● AIM OF THE TASK: Images are not part of the copy; transcribe all the data exactly.

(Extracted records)
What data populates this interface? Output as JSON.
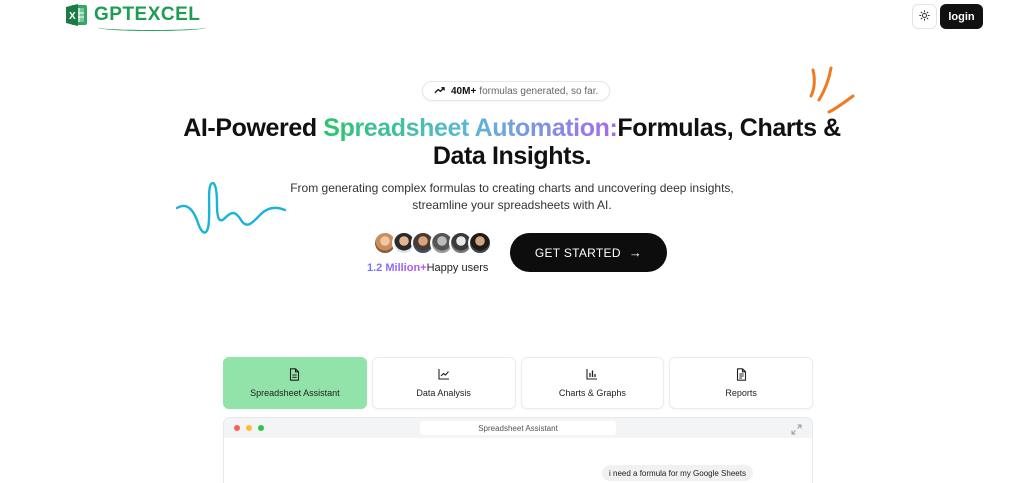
{
  "header": {
    "brand": "GPTEXCEL",
    "login_label": "login",
    "icons": {
      "logo": "excel-logo-icon",
      "theme": "sun-icon"
    }
  },
  "hero": {
    "stat_value": "40M+",
    "stat_text": "formulas generated, so far.",
    "title_part1": "AI-Powered ",
    "title_highlight": "Spreadsheet Automation:",
    "title_part2": "Formulas, Charts & Data Insights.",
    "subtitle": "From generating complex formulas to creating charts and uncovering deep insights, streamline your spreadsheets with AI.",
    "users_count": "1.2 Million+",
    "users_label": "Happy users",
    "cta_label": "GET STARTED",
    "cta_icon": "arrow-right-icon"
  },
  "tabs": [
    {
      "label": "Spreadsheet Assistant",
      "icon": "document-icon",
      "active": true
    },
    {
      "label": "Data Analysis",
      "icon": "line-chart-icon",
      "active": false
    },
    {
      "label": "Charts & Graphs",
      "icon": "bar-chart-icon",
      "active": false
    },
    {
      "label": "Reports",
      "icon": "report-icon",
      "active": false
    }
  ],
  "preview": {
    "window_title": "Spreadsheet Assistant",
    "chat_message": "i need a formula for my Google Sheets"
  },
  "colors": {
    "brand_green": "#1f9d55",
    "active_tab": "#92e3a9",
    "accent_cyan": "#19b4d6",
    "accent_orange": "#f07a22"
  }
}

● WORKED SOLUTION:
What data populates this interface? Output as JSON.
{
  "header": {
    "brand": "GPTEXCEL",
    "login_label": "login",
    "icons": {
      "logo": "excel-logo-icon",
      "theme": "sun-icon"
    }
  },
  "hero": {
    "stat_value": "40M+",
    "stat_text": "formulas generated, so far.",
    "title_part1": "AI-Powered ",
    "title_highlight": "Spreadsheet Automation:",
    "title_part2": "Formulas, Charts & Data Insights.",
    "subtitle": "From generating complex formulas to creating charts and uncovering deep insights, streamline your spreadsheets with AI.",
    "users_count": "1.2 Million+",
    "users_label": "Happy users",
    "cta_label": "GET STARTED",
    "cta_icon": "arrow-right-icon"
  },
  "tabs": [
    {
      "label": "Spreadsheet Assistant",
      "icon": "document-icon",
      "active": true
    },
    {
      "label": "Data Analysis",
      "icon": "line-chart-icon",
      "active": false
    },
    {
      "label": "Charts & Graphs",
      "icon": "bar-chart-icon",
      "active": false
    },
    {
      "label": "Reports",
      "icon": "report-icon",
      "active": false
    }
  ],
  "preview": {
    "window_title": "Spreadsheet Assistant",
    "chat_message": "i need a formula for my Google Sheets"
  },
  "colors": {
    "brand_green": "#1f9d55",
    "active_tab": "#92e3a9",
    "accent_cyan": "#19b4d6",
    "accent_orange": "#f07a22"
  }
}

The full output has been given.